Exercise material:
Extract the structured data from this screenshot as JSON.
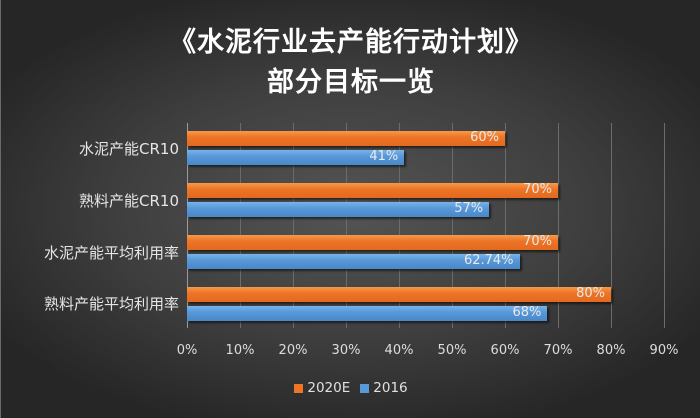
{
  "title": {
    "line1": "《水泥行业去产能行动计划》",
    "line2": "部分目标一览"
  },
  "colors": {
    "series_2020E": "#ee7526",
    "series_2016": "#5899d9",
    "background": "#3f3f3f"
  },
  "axis": {
    "ticks": [
      "0%",
      "10%",
      "20%",
      "30%",
      "40%",
      "50%",
      "60%",
      "70%",
      "80%",
      "90%"
    ]
  },
  "legend": {
    "items": [
      {
        "label": "2020E",
        "color": "#ee7526"
      },
      {
        "label": "2016",
        "color": "#5899d9"
      }
    ]
  },
  "categories": [
    {
      "label": "水泥产能CR10",
      "v2020E": 60,
      "v2016": 41,
      "label2020E": "60%",
      "label2016": "41%"
    },
    {
      "label": "熟料产能CR10",
      "v2020E": 70,
      "v2016": 57,
      "label2020E": "70%",
      "label2016": "57%"
    },
    {
      "label": "水泥产能平均利用率",
      "v2020E": 70,
      "v2016": 62.74,
      "label2020E": "70%",
      "label2016": "62.74%"
    },
    {
      "label": "熟料产能平均利用率",
      "v2020E": 80,
      "v2016": 68,
      "label2020E": "80%",
      "label2016": "68%"
    }
  ],
  "chart_data": {
    "type": "bar",
    "orientation": "horizontal",
    "title": "《水泥行业去产能行动计划》部分目标一览",
    "categories": [
      "水泥产能CR10",
      "熟料产能CR10",
      "水泥产能平均利用率",
      "熟料产能平均利用率"
    ],
    "series": [
      {
        "name": "2020E",
        "values": [
          60,
          70,
          70,
          80
        ],
        "color": "#ee7526"
      },
      {
        "name": "2016",
        "values": [
          41,
          57,
          62.74,
          68
        ],
        "color": "#5899d9"
      }
    ],
    "data_labels": {
      "2020E": [
        "60%",
        "70%",
        "70%",
        "80%"
      ],
      "2016": [
        "41%",
        "57%",
        "62.74%",
        "68%"
      ]
    },
    "xlabel": "",
    "ylabel": "",
    "xlim": [
      0,
      90
    ],
    "x_tick_labels": [
      "0%",
      "10%",
      "20%",
      "30%",
      "40%",
      "50%",
      "60%",
      "70%",
      "80%",
      "90%"
    ],
    "grid": "vertical",
    "legend_position": "bottom"
  }
}
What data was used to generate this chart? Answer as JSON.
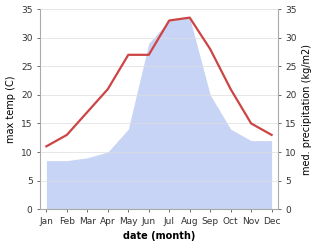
{
  "months": [
    "Jan",
    "Feb",
    "Mar",
    "Apr",
    "May",
    "Jun",
    "Jul",
    "Aug",
    "Sep",
    "Oct",
    "Nov",
    "Dec"
  ],
  "max_temp": [
    11,
    13,
    17,
    21,
    27,
    27,
    33,
    33.5,
    28,
    21,
    15,
    13
  ],
  "precipitation": [
    8.5,
    8.5,
    9,
    10,
    14,
    29,
    33,
    33.5,
    20,
    14,
    12,
    12
  ],
  "temp_color": "#cc4444",
  "precip_fill_color": "#c8d4f5",
  "ylim": [
    0,
    35
  ],
  "yticks": [
    0,
    5,
    10,
    15,
    20,
    25,
    30,
    35
  ],
  "xlabel": "date (month)",
  "ylabel_left": "max temp (C)",
  "ylabel_right": "med. precipitation (kg/m2)",
  "background_color": "#ffffff",
  "line_width": 1.6,
  "label_fontsize": 7,
  "tick_fontsize": 6.5
}
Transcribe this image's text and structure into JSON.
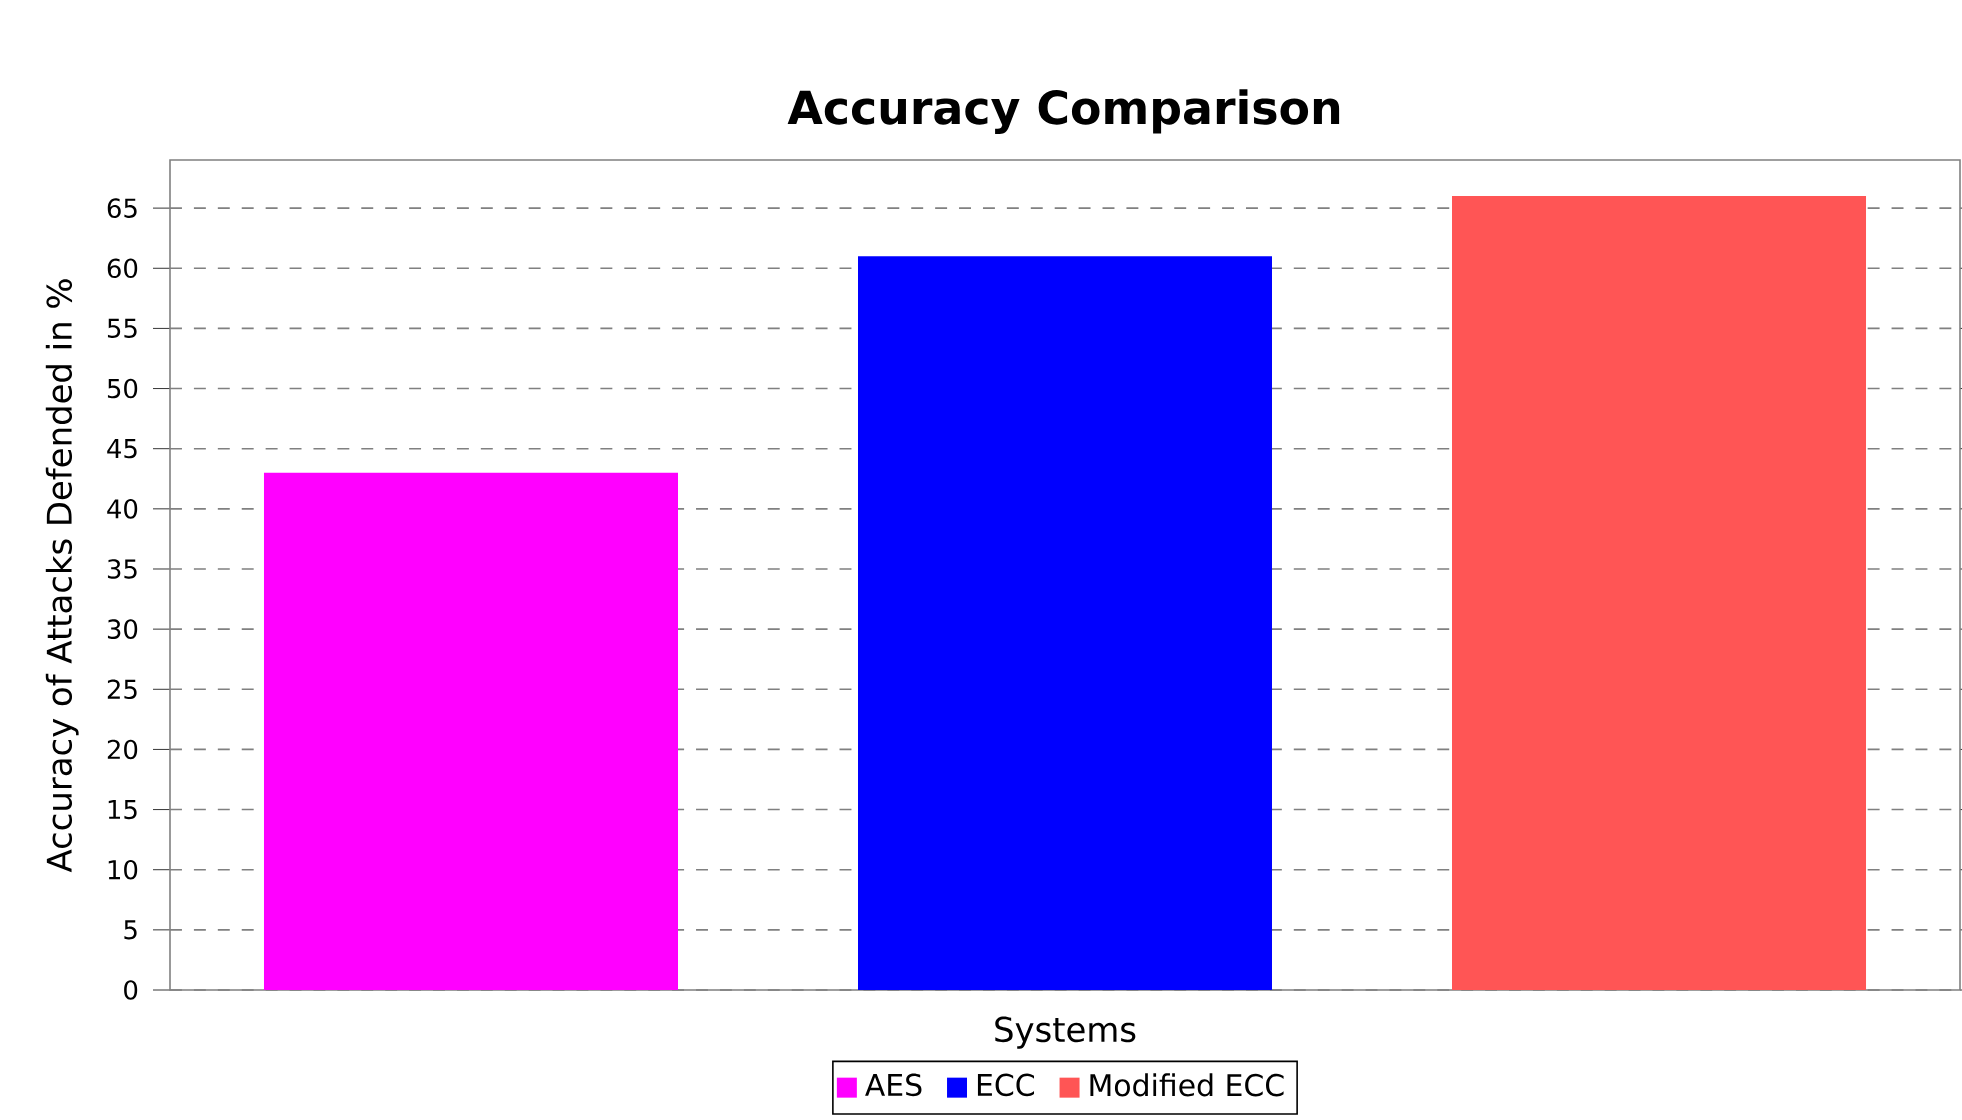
{
  "chart_data": {
    "type": "bar",
    "title": "Accuracy Comparison",
    "xlabel": "Systems",
    "ylabel": "Accuracy of Attacks Defended in %",
    "categories": [
      null
    ],
    "series": [
      {
        "name": "AES",
        "color": "#ff00ff",
        "values": [
          43
        ]
      },
      {
        "name": "ECC",
        "color": "#0000ff",
        "values": [
          61
        ]
      },
      {
        "name": "Modified ECC",
        "color": "#ff5555",
        "values": [
          66
        ]
      }
    ],
    "ylim": [
      0,
      69
    ],
    "yticks": [
      0,
      5,
      10,
      15,
      20,
      25,
      30,
      35,
      40,
      45,
      50,
      55,
      60,
      65
    ],
    "grid": "y",
    "legend": "bottom"
  }
}
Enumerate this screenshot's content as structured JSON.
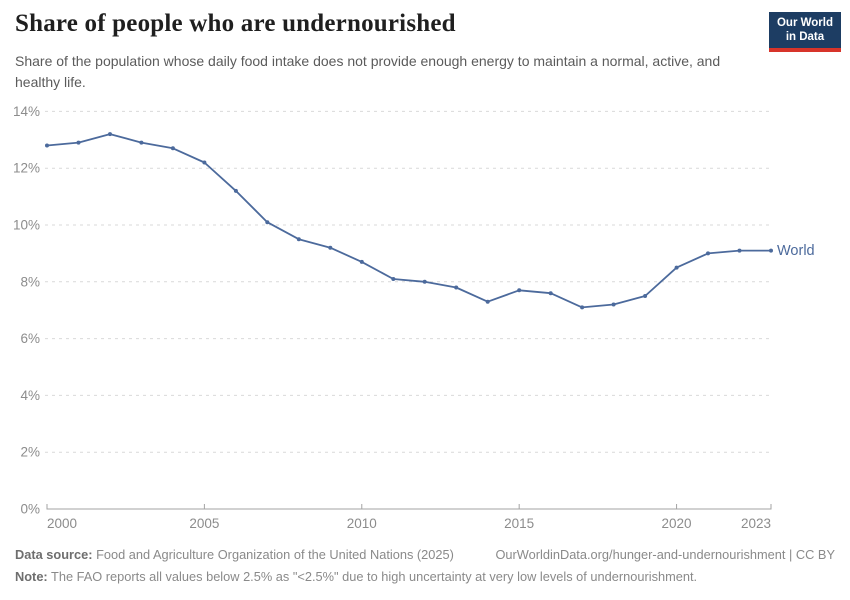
{
  "header": {
    "title": "Share of people who are undernourished",
    "subtitle": "Share of the population whose daily food intake does not provide enough energy to maintain a normal, active, and healthy life.",
    "logo": {
      "line1": "Our World",
      "line2": "in Data",
      "bg_color": "#1d3d63",
      "accent_color": "#d7342a"
    }
  },
  "chart_data": {
    "type": "line",
    "title": "Share of people who are undernourished",
    "x": [
      2000,
      2001,
      2002,
      2003,
      2004,
      2005,
      2006,
      2007,
      2008,
      2009,
      2010,
      2011,
      2012,
      2013,
      2014,
      2015,
      2016,
      2017,
      2018,
      2019,
      2020,
      2021,
      2022,
      2023
    ],
    "series": [
      {
        "name": "World",
        "color": "#4C6A9C",
        "values": [
          12.8,
          12.9,
          13.2,
          12.9,
          12.7,
          12.2,
          11.2,
          10.1,
          9.5,
          9.2,
          8.7,
          8.1,
          8.0,
          7.8,
          7.3,
          7.7,
          7.6,
          7.1,
          7.2,
          7.5,
          8.5,
          9.0,
          9.1,
          9.1
        ]
      }
    ],
    "xlabel": "",
    "ylabel": "",
    "ylim": [
      0,
      14
    ],
    "yticks": [
      0,
      2,
      4,
      6,
      8,
      10,
      12,
      14
    ],
    "ytick_suffix": "%",
    "xticks": [
      2000,
      2005,
      2010,
      2015,
      2020,
      2023
    ],
    "grid": "horizontal-dashed",
    "legend_position": "end-of-line",
    "end_label": "World",
    "colors": {
      "gridline": "#d9d9d9",
      "axis": "#a3a3a3",
      "tick_label": "#8c8c8c"
    }
  },
  "footer": {
    "source_label": "Data source:",
    "source_text": " Food and Agriculture Organization of the United Nations (2025)",
    "link_text": "OurWorldinData.org/hunger-and-undernourishment | CC BY",
    "note_label": "Note:",
    "note_text": " The FAO reports all values below 2.5% as \"<2.5%\" due to high uncertainty at very low levels of undernourishment."
  }
}
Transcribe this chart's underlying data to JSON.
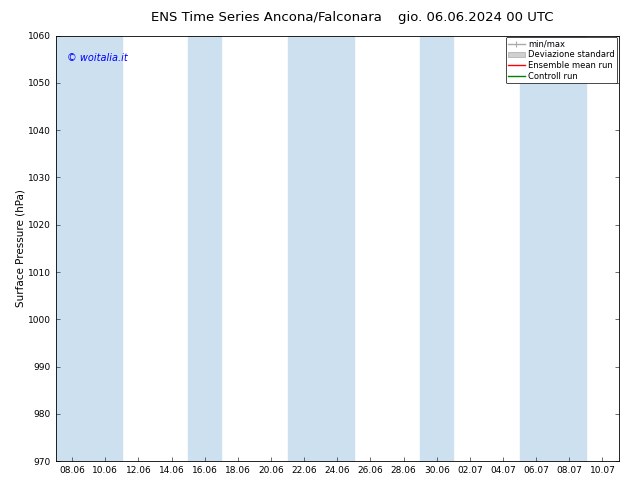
{
  "title": "ENS Time Series Ancona/Falconara",
  "title2": "gio. 06.06.2024 00 UTC",
  "ylabel": "Surface Pressure (hPa)",
  "ylim": [
    970,
    1060
  ],
  "yticks": [
    970,
    980,
    990,
    1000,
    1010,
    1020,
    1030,
    1040,
    1050,
    1060
  ],
  "xlabel_ticks": [
    "08.06",
    "10.06",
    "12.06",
    "14.06",
    "16.06",
    "18.06",
    "20.06",
    "22.06",
    "24.06",
    "26.06",
    "28.06",
    "30.06",
    "02.07",
    "04.07",
    "06.07",
    "08.07",
    "10.07"
  ],
  "background_color": "#ffffff",
  "plot_bg_color": "#ffffff",
  "band_color": "#cce0f0",
  "band_alpha": 1.0,
  "band_indices": [
    0,
    1,
    4,
    7,
    8,
    11,
    14,
    15
  ],
  "legend_entries": [
    "min/max",
    "Deviazione standard",
    "Ensemble mean run",
    "Controll run"
  ],
  "legend_colors": [
    "#aaaaaa",
    "#cccccc",
    "#ff0000",
    "#008000"
  ],
  "copyright_text": "© woitalia.it",
  "copyright_color": "#0000ff",
  "title_fontsize": 9.5,
  "tick_fontsize": 6.5,
  "ylabel_fontsize": 7.5
}
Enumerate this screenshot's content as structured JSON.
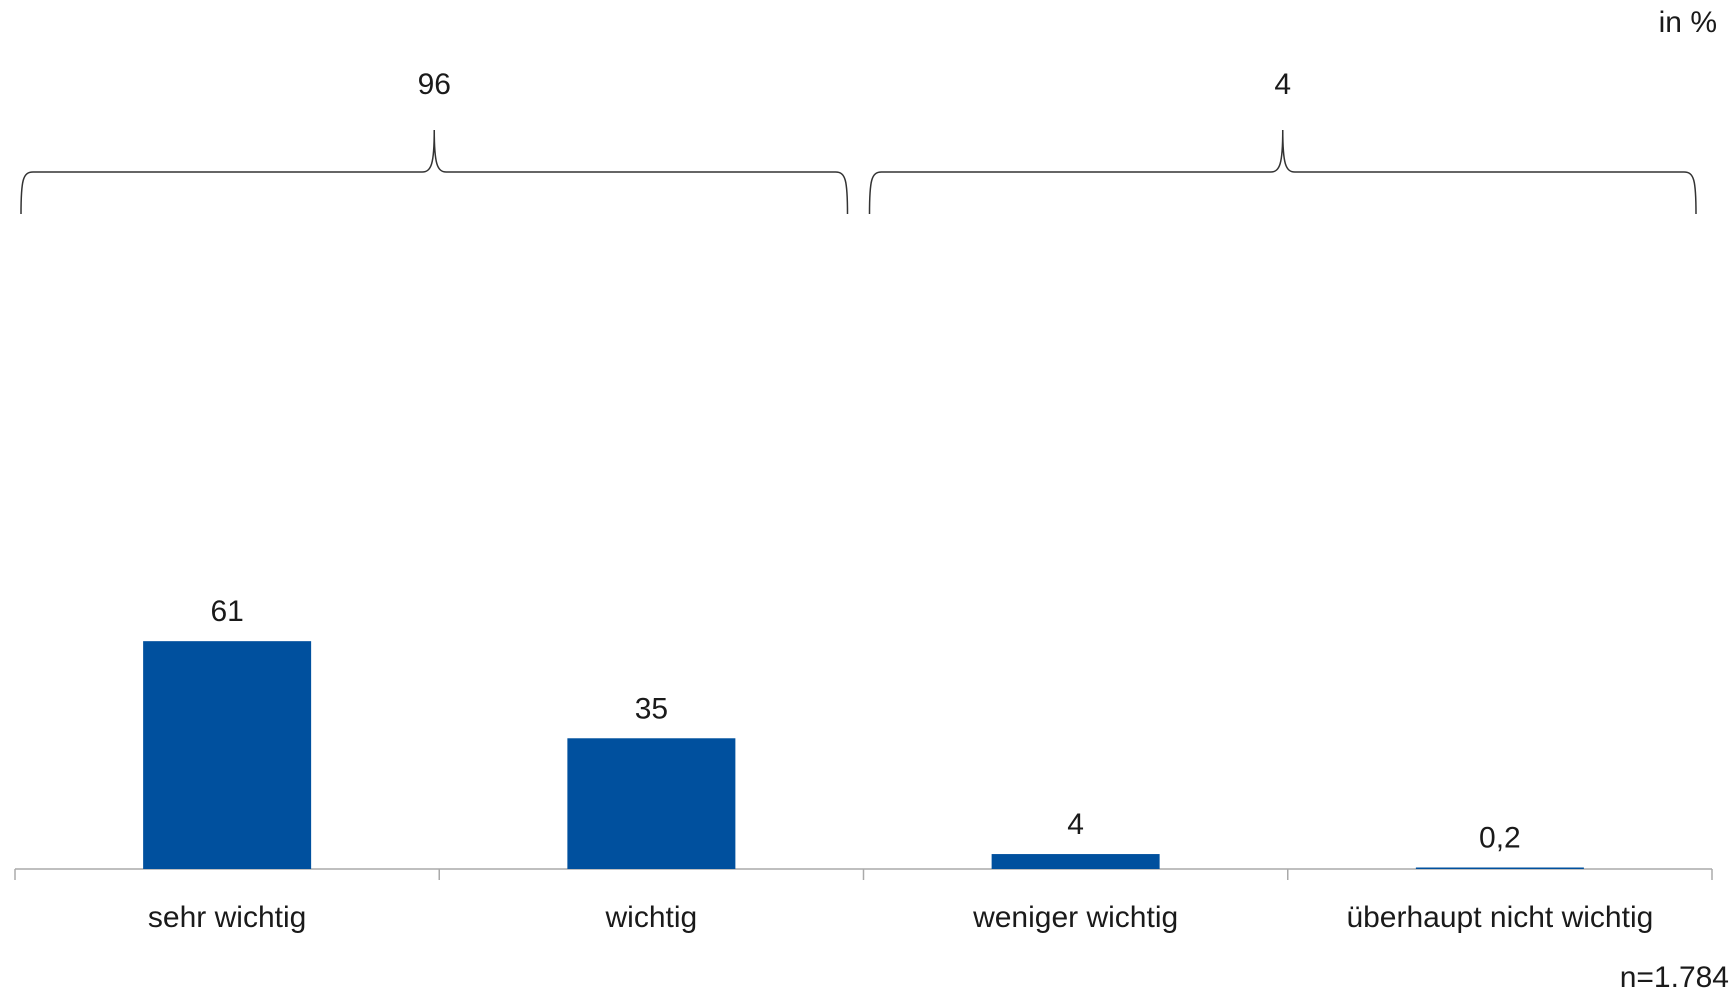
{
  "unit_label": "in %",
  "note": "n=1.784",
  "colors": {
    "bar": "#00509e",
    "axis": "#aaaaaa",
    "brace": "#333333"
  },
  "chart_data": {
    "type": "bar",
    "categories": [
      "sehr wichtig",
      "wichtig",
      "weniger wichtig",
      "überhaupt nicht wichtig"
    ],
    "values": [
      61,
      35,
      4,
      0.2
    ],
    "value_labels": [
      "61",
      "35",
      "4",
      "0,2"
    ],
    "ylim": [
      0,
      100
    ],
    "grid": false,
    "legend": "none",
    "groups": [
      {
        "label": "96",
        "categories": [
          "sehr wichtig",
          "wichtig"
        ]
      },
      {
        "label": "4",
        "categories": [
          "weniger wichtig",
          "überhaupt nicht wichtig"
        ]
      }
    ]
  }
}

Exercise:
Go through the data and gather every line that holds "horizontal".

Solution for this exercise:
    "orientation": "horizontal",
    "grid": "horizontal-dashed",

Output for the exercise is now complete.